> Reading passage
┏━━

Geospatial Intelligence Hub — Suriname
Overview & Challenge
Suriname's land-use, conservation, and environmental decisions depend on spatial data that has historically been scattered across institutions, formats, and standards. The Geospatial Intelligence Hub initiative set out to change that, beginning with the essential first phase: designing the institutional framework, technology infrastructure, and processes for a centralized national geospatial environment where decision-makers can find, trust, and act on the country's spatial information.
Effective planning requires every institution to work from the same authoritative spatial picture. Before any platform could be built, the country needed a clear institutional and governance design, defining data ownership, update rights, standards, and institutional responsibilities so a future hub would be trusted, usable, and sustainable.


My Role & Approach
As Director of GISsat, I served as Institutional Design Expert on the project, working within the GISsat–CODEX (Brazil) consortium alongside international experts. My focus was the institutional framework and governance model that underpins the hub: translating the planning and environmental mandates of the Ministry of Spatial Planning and Environment (ROM) and the National Environmental Authority (NMA) into a coherent structure of data ownership, responsibilities, standards, and processes.
The team worked from institutional need toward technical design: engaging stakeholders across the spatial-planning and environmental mandate, defining a centralized data-governance framework, and specifying the technology infrastructure and processes required for a future centralized hub. The design emphasized standardization, interoperability, and long-term sustainability, so the eventual platform can grow with additional data and application layers over time.

┗━━

> Extracted information

┏━━

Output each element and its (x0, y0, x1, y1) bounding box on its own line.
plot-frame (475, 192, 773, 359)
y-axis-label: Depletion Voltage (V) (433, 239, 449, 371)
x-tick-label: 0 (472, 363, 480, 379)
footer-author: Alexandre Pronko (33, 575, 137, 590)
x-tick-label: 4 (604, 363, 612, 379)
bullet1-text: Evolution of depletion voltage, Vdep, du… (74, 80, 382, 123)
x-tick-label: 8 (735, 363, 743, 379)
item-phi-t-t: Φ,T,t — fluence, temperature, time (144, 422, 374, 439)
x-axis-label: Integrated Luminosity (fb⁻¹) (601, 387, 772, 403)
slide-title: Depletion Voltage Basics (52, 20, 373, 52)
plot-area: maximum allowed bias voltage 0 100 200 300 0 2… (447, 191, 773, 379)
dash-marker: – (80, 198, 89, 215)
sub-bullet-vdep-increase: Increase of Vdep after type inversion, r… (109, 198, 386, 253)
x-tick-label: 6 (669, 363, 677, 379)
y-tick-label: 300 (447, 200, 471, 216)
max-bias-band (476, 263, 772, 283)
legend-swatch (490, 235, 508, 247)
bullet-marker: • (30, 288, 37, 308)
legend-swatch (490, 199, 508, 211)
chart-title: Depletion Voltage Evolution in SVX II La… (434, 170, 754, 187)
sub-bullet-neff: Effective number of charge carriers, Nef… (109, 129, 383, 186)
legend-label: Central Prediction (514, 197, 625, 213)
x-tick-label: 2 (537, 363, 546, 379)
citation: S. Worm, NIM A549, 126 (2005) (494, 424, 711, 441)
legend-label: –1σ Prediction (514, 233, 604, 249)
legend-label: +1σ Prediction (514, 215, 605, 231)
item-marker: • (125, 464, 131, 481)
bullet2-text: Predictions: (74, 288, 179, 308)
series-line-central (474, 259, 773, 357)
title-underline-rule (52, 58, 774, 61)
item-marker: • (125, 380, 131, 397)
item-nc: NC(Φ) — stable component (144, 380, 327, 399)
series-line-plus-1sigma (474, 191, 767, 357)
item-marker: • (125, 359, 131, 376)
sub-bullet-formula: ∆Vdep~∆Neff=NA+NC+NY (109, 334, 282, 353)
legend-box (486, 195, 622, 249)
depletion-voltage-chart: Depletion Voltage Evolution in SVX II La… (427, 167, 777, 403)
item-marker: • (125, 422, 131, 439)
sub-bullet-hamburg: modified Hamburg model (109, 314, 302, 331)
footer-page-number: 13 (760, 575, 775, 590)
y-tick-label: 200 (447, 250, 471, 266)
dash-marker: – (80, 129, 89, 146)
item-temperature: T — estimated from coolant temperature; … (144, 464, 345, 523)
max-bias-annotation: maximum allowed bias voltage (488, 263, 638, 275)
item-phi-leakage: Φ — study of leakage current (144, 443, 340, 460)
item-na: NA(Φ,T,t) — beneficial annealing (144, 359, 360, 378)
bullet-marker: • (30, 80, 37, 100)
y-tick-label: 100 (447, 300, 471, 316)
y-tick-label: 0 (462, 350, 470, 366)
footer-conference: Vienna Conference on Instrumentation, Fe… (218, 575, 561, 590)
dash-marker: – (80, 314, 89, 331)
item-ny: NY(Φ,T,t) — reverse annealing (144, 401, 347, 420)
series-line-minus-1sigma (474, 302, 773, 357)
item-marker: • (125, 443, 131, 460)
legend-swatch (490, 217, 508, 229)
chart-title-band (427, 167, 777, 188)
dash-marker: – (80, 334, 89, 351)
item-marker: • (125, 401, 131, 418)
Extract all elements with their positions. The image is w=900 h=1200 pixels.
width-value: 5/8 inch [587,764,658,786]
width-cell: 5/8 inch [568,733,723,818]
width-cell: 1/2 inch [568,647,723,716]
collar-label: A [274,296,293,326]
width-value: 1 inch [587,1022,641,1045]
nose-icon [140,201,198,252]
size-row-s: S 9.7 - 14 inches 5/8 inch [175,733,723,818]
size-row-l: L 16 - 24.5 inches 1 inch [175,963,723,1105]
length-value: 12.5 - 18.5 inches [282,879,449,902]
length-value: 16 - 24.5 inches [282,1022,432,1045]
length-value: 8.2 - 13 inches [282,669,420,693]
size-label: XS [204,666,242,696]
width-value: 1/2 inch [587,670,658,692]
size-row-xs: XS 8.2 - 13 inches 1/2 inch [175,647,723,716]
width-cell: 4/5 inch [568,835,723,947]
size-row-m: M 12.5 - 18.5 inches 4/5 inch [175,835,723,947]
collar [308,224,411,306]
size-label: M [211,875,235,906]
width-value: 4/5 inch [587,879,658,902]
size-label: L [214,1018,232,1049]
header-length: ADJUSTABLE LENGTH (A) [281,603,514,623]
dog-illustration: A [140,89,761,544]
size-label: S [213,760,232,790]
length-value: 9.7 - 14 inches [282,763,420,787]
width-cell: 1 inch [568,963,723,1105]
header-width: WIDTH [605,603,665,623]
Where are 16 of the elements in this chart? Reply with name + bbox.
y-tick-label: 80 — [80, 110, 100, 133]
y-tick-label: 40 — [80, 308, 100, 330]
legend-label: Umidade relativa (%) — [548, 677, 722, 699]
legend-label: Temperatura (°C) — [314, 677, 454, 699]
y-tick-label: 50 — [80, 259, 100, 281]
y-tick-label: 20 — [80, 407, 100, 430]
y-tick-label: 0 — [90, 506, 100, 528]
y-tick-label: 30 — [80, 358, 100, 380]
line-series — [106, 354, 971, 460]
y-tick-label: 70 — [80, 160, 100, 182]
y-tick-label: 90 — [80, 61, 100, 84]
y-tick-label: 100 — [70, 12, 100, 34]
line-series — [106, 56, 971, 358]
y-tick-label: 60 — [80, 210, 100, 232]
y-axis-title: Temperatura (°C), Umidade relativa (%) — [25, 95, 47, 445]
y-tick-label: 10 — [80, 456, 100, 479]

┗━━

> What you need to do
Extend the project description of Suriname's Geospatial Intelligence Hub, starting after its last sentence. You won't need the records for this.

> Written reply
Solution & Live Proof of Concept
The project delivered the institutional design, technology infrastructure blueprint, and operational processes for the Geospatial Intelligence Hub: the foundations on which the platform itself will be built in a future phase, when the Government re-engages with the IDB.
To demonstrate the concept in practice, GISsat developed and published GeoGRID, a live, working proof of concept ("Geogrid for Suriname v0.1") on the public SurinameOnline ArcGIS portal, showing how Suriname's spatial data can be centralized and made accessible. Explore it at surinameonline.maps.arcgis.com.
Results & Timeline
Delivered under the IDB technical-cooperation program (project SU-T1146, 2021–2023), the project completed the institutional and technical design phase for the Geospatial Intelligence Hub. Public milestones included the first National Geospatial Intelligence Hub workshop on 12 October 2023 and a public completion event later in 2023. GeoGRID provides a tangible, publicly accessible demonstration of the concept, with the full Hub positioned as the next phase.
Technologies
Esri ArcGIS platform technologies, including ArcGIS Hub and ArcGIS Online, consistent with the public SurinameOnline ArcGIS environment on which GeoGRID is hosted.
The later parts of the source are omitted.